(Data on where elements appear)
┄┄┄┄┄┄┄┄┄┄

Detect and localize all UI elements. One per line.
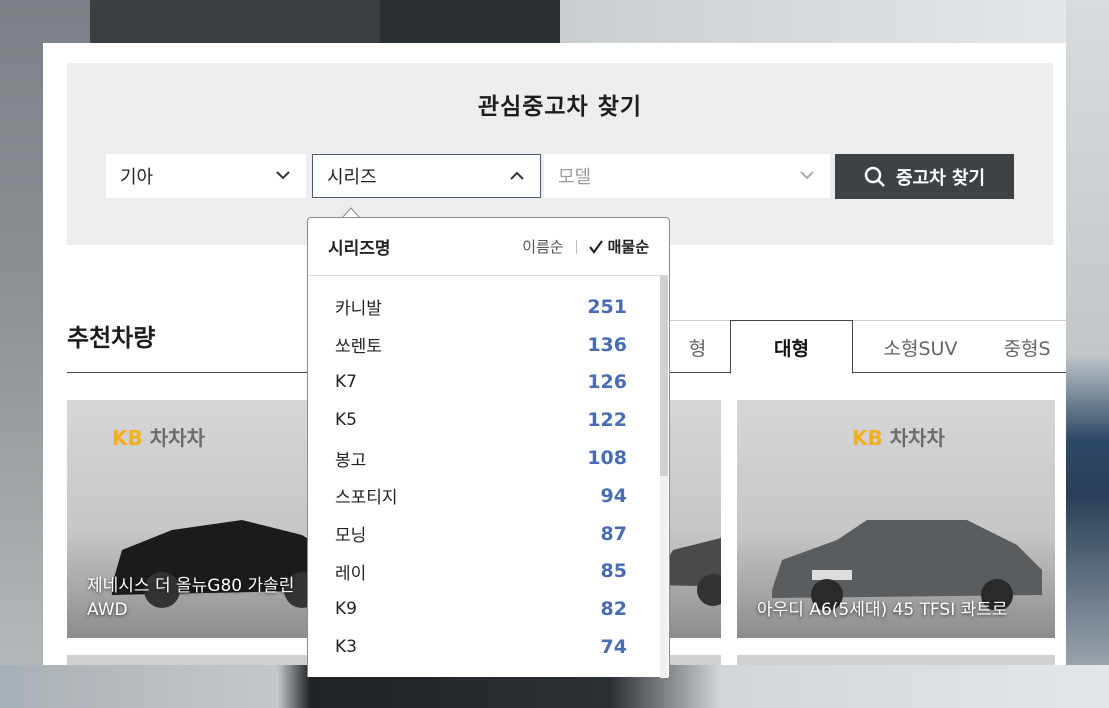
series-name: K5 <box>335 410 357 431</box>
series-item[interactable]: K9 82 <box>308 590 663 628</box>
series-item[interactable]: 쏘렌토 136 <box>308 326 663 364</box>
series-item[interactable]: 모닝 87 <box>308 515 663 553</box>
dropdown-header-label: 시리즈명 <box>328 239 391 259</box>
search-icon <box>864 166 885 187</box>
tab-midsize-suv[interactable]: 중형S <box>987 320 1066 373</box>
series-count: 82 <box>600 598 627 621</box>
car-card[interactable]: KB 차차차 아우디 A6(5세대) 45 TFSI 콰트로 <box>737 400 1055 638</box>
tab-small-suv[interactable]: 소형SUV <box>852 320 988 373</box>
series-item[interactable]: K7 126 <box>308 364 663 402</box>
model-select[interactable]: 모델 <box>544 154 830 198</box>
dropdown-header: 시리즈명 이름순 매물순 <box>308 218 669 276</box>
series-count: 85 <box>600 560 627 583</box>
search-title: 관심중고차 찾기 <box>477 94 643 120</box>
series-dropdown: 시리즈명 이름순 매물순 카니발 251 쏘렌토 136 K7 126 K5 122 봉… <box>307 217 670 678</box>
series-item[interactable]: 봉고 108 <box>308 439 663 477</box>
series-item[interactable]: 카니발 251 <box>308 288 663 326</box>
card-strip <box>663 655 721 665</box>
series-name: 모닝 <box>335 526 367 547</box>
series-name: 스포티지 <box>335 488 398 509</box>
sort-by-name-button[interactable]: 이름순 <box>522 236 563 257</box>
kb-logo: KB 차차차 <box>852 426 945 450</box>
tab-large[interactable]: 대형 <box>730 320 853 374</box>
tab-label: 대형 <box>774 337 809 360</box>
tab-label: 중형S <box>1003 337 1051 360</box>
sort-by-count-button[interactable]: 매물순 <box>588 236 649 257</box>
brand-select-value: 기아 <box>120 167 154 188</box>
series-count: 108 <box>587 447 627 470</box>
chevron-down-icon <box>276 171 290 180</box>
series-count: 74 <box>600 636 627 659</box>
card-strip <box>67 655 317 665</box>
series-item[interactable]: K5 122 <box>308 401 663 439</box>
series-name: K3 <box>335 637 357 658</box>
series-name: K9 <box>335 599 357 620</box>
series-item[interactable]: 스포티지 94 <box>308 477 663 515</box>
car-card[interactable] <box>663 400 721 638</box>
car-caption: 제네시스 더 올뉴G80 가솔린 AWD <box>87 576 295 620</box>
series-count: 87 <box>600 522 627 545</box>
series-select[interactable]: 시리즈 <box>312 154 541 198</box>
car-card[interactable]: KB 차차차 제네시스 더 올뉴G80 가솔린 AWD <box>67 400 317 638</box>
dropdown-scrollbar[interactable] <box>660 276 668 678</box>
car-image-icon <box>772 520 1042 610</box>
series-select-value: 시리즈 <box>327 167 377 188</box>
car-caption: 아우디 A6(5세대) 45 TFSI 콰트로 <box>757 600 1008 620</box>
sort-by-count-label: 매물순 <box>607 238 649 256</box>
car-image-icon <box>663 538 721 606</box>
chevron-up-icon <box>510 171 524 180</box>
series-name: K7 <box>335 372 357 393</box>
recommended-title: 추천차량 <box>67 324 156 352</box>
search-button-label: 중고차 찾기 <box>895 167 986 189</box>
sort-divider <box>575 239 577 254</box>
tab-label: 소형SUV <box>883 337 958 360</box>
kb-logo: KB 차차차 <box>112 426 205 450</box>
chevron-down-icon <box>800 171 814 180</box>
series-name: 쏘렌토 <box>335 337 382 358</box>
check-icon <box>588 239 603 254</box>
tab-midsize[interactable]: 형 <box>663 320 731 373</box>
model-select-placeholder: 모델 <box>558 167 592 188</box>
scrollbar-thumb[interactable] <box>660 276 668 476</box>
brand-select[interactable]: 기아 <box>106 154 306 198</box>
series-name: 레이 <box>335 563 367 584</box>
series-count: 251 <box>587 295 627 318</box>
series-name: 봉고 <box>335 450 367 471</box>
series-count: 136 <box>587 333 627 356</box>
series-count: 94 <box>600 484 627 507</box>
series-item[interactable]: K3 74 <box>308 628 663 666</box>
series-count: 126 <box>587 371 627 394</box>
series-count: 122 <box>587 409 627 432</box>
series-item[interactable]: 레이 85 <box>308 553 663 591</box>
card-strip <box>737 655 1055 665</box>
tab-label: 형 <box>688 337 707 360</box>
series-list: 카니발 251 쏘렌토 136 K7 126 K5 122 봉고 108 스포티지 94 모… <box>308 288 663 666</box>
series-name: 카니발 <box>335 299 382 320</box>
search-button[interactable]: 중고차 찾기 <box>835 154 1014 199</box>
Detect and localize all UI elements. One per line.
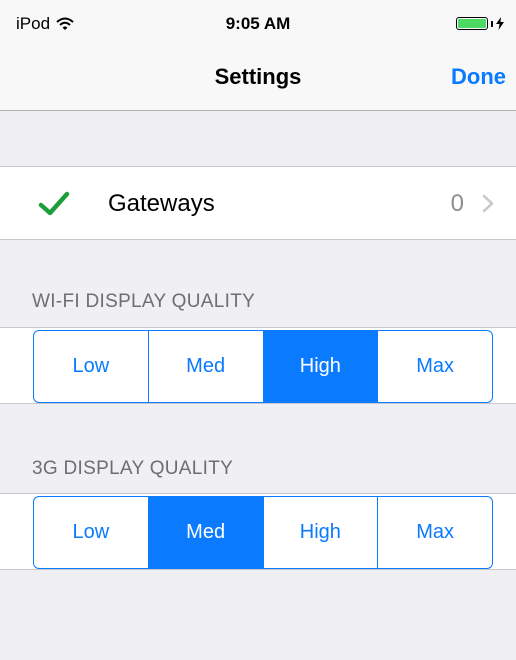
page-title: Settings (214, 64, 302, 89)
navigation-bar: Settings Done (0, 40, 516, 111)
wifi-quality-max[interactable]: Max (378, 331, 492, 402)
charging-bolt-icon (496, 17, 504, 30)
done-button[interactable]: Done (451, 64, 506, 90)
battery-icon (456, 17, 488, 30)
wifi-quality-row: Low Med High Max (0, 327, 516, 404)
wifi-quality-control: Low Med High Max (33, 330, 493, 403)
cellular-quality-row: Low Med High Max (0, 493, 516, 570)
wifi-quality-header: WI-FI DISPLAY QUALITY (32, 291, 256, 312)
wifi-quality-med[interactable]: Med (149, 331, 264, 402)
cellular-quality-header: 3G DISPLAY QUALITY (32, 458, 234, 479)
wifi-quality-low[interactable]: Low (34, 331, 149, 402)
status-time: 9:05 AM (225, 14, 291, 33)
gateways-label: Gateways (108, 190, 215, 217)
chevron-right-icon (482, 194, 494, 213)
gateways-count: 0 (450, 190, 464, 217)
cellular-quality-max[interactable]: Max (378, 497, 492, 568)
battery-level (458, 19, 486, 28)
cellular-quality-control: Low Med High Max (33, 496, 493, 569)
battery-indicator (456, 17, 504, 30)
checkmark-icon (38, 191, 70, 216)
cellular-quality-low[interactable]: Low (34, 497, 149, 568)
status-bar: iPod 9:05 AM (0, 0, 516, 40)
battery-tip (491, 20, 493, 27)
gateways-row[interactable]: Gateways 0 (0, 166, 516, 240)
wifi-quality-high[interactable]: High (263, 331, 379, 402)
cellular-quality-high[interactable]: High (264, 497, 379, 568)
cellular-quality-med[interactable]: Med (148, 497, 264, 568)
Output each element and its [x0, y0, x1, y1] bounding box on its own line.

┄┄┄┄┄┄┄┄┄┄

● Your goal
Edit the data starting at the line that contains "page-title: Settings (214, 64, 302, 89)" and stopping after the line that contains "wifi-quality-header: WI-FI DISPLAY", changing "Settings" to "Preferences" and leaving everything else unchanged. Give back only those lines.

● Expected answer
page-title: Preferences (214, 64, 302, 89)
navigation-bar: Preferences Done (0, 40, 516, 111)
wifi-quality-max[interactable]: Max (378, 331, 492, 402)
charging-bolt-icon (496, 17, 504, 30)
done-button[interactable]: Done (451, 64, 506, 90)
battery-icon (456, 17, 488, 30)
wifi-quality-row: Low Med High Max (0, 327, 516, 404)
wifi-quality-control: Low Med High Max (33, 330, 493, 403)
cellular-quality-row: Low Med High Max (0, 493, 516, 570)
wifi-quality-header: WI-FI DISPLAY QUALITY (32, 291, 256, 312)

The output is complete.